> _Texte à lire_
****************
L'échec des négociations entre patronat et syndicats sur la réforme des seuils sociaux ferment la parenthèse de la mascarade dite du "dialogue sociale" qui aura faillit coulé notre économie définitivement.
Celà ne pouvait pas durer puisque le dialogue social version Hollande était le même que celui de Sarkozy à savoir des réformes en faveur des entreprises et contre les salariés validés par un ou deux syndicats salariés totalement discrédités comme la CFTC et la CFDT.
La CFDT est d'ailleurs en première ligne de ce monstrueux gâchis comme le démontre l'attitude patronale d'aujourd'hui qui refuse de négocier dans le secteur des transports ainsi que dans l’ensemble des branches dans le cadre du pacte de responsabilité.
Le message est clair. Les entreprises ont obtenue ce qu'elles voulaient, à savoir une baisse drastique des charges sur les salaires, maintenant les salariés n'ont qu'à pleurer et accepter ce qu'on leur donne ou partir.
Ce sera d'ailleurs exactement la même chose avec la loi Macron et le travail du dimanche. Les salariés n'auront aucune contrepartie salariale au fait de travailler le dimanche, tout au plus un carambar et un abonnement à Charlie Hebdo.
Les syndicats réformistes ont amenés les salariés dans une impasse à l'image des chauffeurs routiers lâchés par la CFDT qui a refusé de se joindre au mouvement de blocages et d'opérations escargots.
Que les salariés demandant des comptes à leurs dirigeants syndicaux et sur leur stratégie perdante.
****************
> _Enregistrements de données_
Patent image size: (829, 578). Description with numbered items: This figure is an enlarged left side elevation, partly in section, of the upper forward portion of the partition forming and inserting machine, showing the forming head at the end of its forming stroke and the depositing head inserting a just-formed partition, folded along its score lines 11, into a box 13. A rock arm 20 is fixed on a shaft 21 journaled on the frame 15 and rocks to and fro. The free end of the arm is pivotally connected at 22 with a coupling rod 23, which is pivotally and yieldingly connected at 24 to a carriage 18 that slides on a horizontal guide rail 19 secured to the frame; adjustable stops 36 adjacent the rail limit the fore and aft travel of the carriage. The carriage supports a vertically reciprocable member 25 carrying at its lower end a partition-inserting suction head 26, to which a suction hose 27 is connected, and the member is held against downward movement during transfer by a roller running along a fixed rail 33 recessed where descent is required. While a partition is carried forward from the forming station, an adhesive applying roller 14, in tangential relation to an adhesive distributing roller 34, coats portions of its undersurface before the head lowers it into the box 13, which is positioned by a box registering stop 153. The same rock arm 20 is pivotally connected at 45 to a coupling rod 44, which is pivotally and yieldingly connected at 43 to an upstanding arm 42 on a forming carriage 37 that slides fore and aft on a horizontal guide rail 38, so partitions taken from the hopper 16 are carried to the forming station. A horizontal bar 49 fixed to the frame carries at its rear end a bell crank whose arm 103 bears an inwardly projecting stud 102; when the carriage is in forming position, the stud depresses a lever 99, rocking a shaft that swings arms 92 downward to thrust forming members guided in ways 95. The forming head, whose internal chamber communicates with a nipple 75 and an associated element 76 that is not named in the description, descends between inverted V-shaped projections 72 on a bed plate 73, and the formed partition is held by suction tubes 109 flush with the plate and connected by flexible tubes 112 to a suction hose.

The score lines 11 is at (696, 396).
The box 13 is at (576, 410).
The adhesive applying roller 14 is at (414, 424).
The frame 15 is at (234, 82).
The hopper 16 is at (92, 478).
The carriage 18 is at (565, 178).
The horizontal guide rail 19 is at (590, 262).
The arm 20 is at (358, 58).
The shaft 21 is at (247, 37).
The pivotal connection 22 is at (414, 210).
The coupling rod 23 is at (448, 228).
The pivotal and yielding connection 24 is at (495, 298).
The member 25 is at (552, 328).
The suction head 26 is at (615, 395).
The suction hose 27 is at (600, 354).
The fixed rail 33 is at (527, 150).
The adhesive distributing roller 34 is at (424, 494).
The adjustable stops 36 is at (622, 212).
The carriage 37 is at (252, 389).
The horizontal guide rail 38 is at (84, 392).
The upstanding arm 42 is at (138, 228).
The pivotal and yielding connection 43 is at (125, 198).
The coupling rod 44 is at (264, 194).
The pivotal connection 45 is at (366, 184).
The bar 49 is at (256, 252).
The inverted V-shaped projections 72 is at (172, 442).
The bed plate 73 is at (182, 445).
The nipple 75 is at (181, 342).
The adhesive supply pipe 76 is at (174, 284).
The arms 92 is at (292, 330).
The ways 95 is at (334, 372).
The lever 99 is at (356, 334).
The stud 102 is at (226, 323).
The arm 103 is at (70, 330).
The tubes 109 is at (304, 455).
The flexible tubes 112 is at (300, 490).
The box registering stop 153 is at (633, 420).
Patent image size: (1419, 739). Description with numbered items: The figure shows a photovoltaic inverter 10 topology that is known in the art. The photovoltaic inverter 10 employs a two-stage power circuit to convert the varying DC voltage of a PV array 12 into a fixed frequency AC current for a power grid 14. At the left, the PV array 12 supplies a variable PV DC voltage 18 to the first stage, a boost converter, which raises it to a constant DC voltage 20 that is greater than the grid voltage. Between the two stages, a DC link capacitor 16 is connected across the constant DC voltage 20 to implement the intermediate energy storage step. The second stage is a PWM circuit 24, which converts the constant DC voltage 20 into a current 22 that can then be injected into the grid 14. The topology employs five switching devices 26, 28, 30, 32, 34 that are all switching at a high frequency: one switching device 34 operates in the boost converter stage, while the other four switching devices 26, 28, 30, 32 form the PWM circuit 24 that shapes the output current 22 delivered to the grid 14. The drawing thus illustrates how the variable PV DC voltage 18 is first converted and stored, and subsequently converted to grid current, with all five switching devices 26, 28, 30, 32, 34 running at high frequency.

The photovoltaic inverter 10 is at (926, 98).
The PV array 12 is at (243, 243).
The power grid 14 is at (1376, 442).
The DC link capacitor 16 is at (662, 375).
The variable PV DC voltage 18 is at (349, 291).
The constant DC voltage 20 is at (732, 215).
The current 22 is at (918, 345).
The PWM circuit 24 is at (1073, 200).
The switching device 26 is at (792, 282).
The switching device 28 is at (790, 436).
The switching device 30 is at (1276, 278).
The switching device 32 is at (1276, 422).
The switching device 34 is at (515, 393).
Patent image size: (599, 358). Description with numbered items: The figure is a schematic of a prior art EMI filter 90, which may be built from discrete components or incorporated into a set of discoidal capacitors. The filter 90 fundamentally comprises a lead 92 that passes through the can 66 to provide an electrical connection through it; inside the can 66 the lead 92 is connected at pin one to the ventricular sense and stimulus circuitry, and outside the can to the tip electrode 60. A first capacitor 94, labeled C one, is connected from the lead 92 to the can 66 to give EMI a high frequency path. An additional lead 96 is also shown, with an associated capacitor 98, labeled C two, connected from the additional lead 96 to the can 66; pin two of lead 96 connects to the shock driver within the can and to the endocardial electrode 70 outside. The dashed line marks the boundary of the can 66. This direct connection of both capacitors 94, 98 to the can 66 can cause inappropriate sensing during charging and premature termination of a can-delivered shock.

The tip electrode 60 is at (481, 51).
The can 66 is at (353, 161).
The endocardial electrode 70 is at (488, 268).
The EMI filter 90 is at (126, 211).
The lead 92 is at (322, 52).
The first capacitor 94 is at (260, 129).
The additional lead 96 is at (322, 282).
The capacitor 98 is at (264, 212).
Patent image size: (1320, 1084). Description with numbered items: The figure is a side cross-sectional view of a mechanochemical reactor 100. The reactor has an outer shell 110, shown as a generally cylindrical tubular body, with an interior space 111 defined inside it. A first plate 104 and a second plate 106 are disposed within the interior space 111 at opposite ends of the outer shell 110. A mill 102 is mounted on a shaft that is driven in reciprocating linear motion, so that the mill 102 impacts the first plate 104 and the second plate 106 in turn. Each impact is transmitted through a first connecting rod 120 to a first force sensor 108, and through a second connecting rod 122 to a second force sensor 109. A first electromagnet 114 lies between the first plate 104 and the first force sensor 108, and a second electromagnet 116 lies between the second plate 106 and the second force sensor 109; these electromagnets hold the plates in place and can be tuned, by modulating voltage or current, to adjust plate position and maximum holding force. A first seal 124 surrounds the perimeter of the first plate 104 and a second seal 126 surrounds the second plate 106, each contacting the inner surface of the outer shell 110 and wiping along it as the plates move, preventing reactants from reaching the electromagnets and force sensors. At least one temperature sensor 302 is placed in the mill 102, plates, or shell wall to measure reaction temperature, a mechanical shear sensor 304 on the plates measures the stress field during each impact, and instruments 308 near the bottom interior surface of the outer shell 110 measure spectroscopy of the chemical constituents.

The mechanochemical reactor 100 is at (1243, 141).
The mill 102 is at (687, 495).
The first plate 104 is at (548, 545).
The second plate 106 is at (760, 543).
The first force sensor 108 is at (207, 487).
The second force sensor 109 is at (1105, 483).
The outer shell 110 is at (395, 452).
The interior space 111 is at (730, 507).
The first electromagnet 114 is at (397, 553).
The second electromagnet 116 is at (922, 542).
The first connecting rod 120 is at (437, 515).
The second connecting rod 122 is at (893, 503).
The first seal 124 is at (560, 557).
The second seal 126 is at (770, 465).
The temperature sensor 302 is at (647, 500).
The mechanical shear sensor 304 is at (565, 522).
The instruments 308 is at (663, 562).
****************
> _Consignes_
1. Recopiez le passage du texte sur le dialogue social depuis « Le message est » jusqu'à « donne ou partir. » inclus.
2. D'après le texte sur le dialogue social, quel syndicat a refusé de se joindre au mouvement de blocages et d'opérations escargots des chauffeurs routiers ?
3. Réécrivez plus brièvement le paragraphe du texte sur le dialogue social qui commence par « Le message est clair », en conservant ses faits principaux.

> _Réponses de l'exercice_
1.
Le message est clair. Les entreprises ont obtenue ce qu'elles voulaient, à savoir une baisse drastique des charges sur les salaires, maintenant les salariés n'ont qu'à pleurer et accepter ce qu'on leur donne ou partir.

2. La CFDT.

3. Les entreprises ont obtenu ce qu'elles voulaient, une forte baisse des charges sur les salaires. Les salariés n'ont plus qu'à accepter ce qu'on leur donne ou à partir.